[Extracted data entries]

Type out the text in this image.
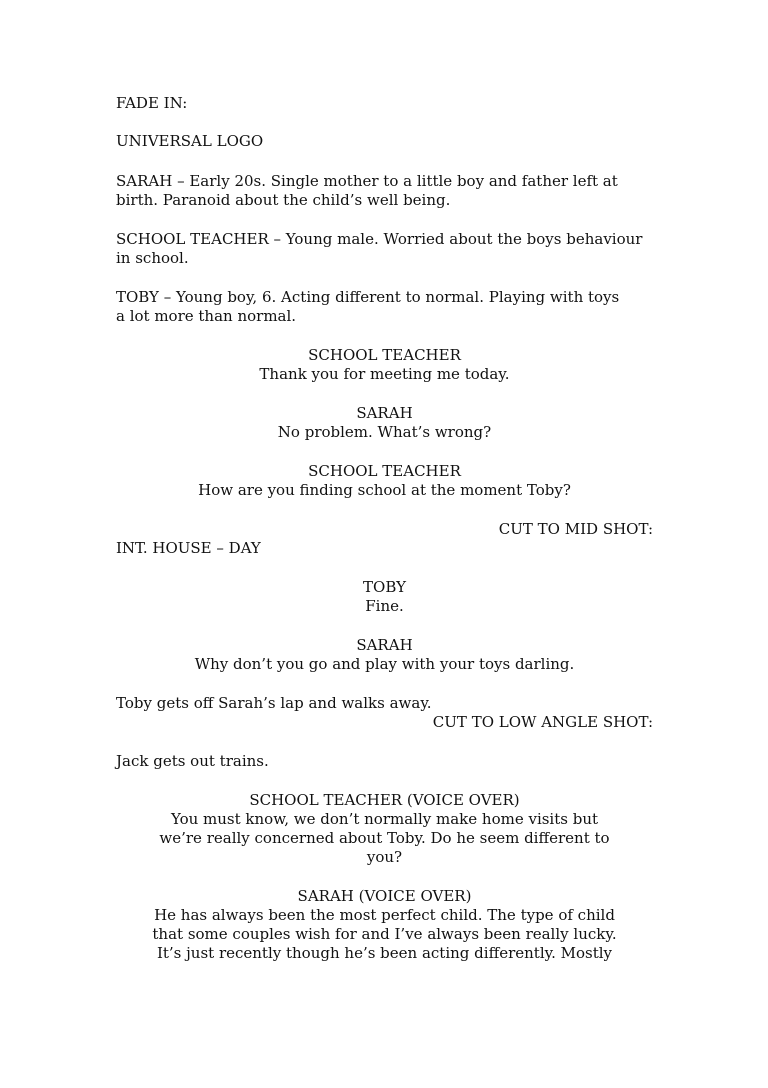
FADE IN:
UNIVERSAL LOGO
SARAH – Early 20s. Single mother to a little boy and father left at
birth. Paranoid about the child’s well being.
SCHOOL TEACHER – Young male. Worried about the boys behaviour
in school.
TOBY – Young boy, 6. Acting different to normal. Playing with toys
a lot more than normal.
SCHOOL TEACHER
Thank you for meeting me today.
SARAH
No problem. What’s wrong?
SCHOOL TEACHER
How are you finding school at the moment Toby?
CUT TO MID SHOT:
INT. HOUSE – DAY
TOBY
Fine.
SARAH
Why don’t you go and play with your toys darling.
Toby gets off Sarah’s lap and walks away.
CUT TO LOW ANGLE SHOT:
Jack gets out trains.
SCHOOL TEACHER (VOICE OVER)
You must know, we don’t normally make home visits but
we’re really concerned about Toby. Do he seem different to
you?
SARAH (VOICE OVER)
He has always been the most perfect child. The type of child
that some couples wish for and I’ve always been really lucky.
It’s just recently though he’s been acting differently. Mostly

PROBLEM DETAILS>
Scan the records for the string "Young". Copy each line in which it appears.

TASK OUTPUT>
SCHOOL TEACHER – Young male. Worried about the boys behaviour
TOBY – Young boy, 6. Acting different to normal. Playing with toys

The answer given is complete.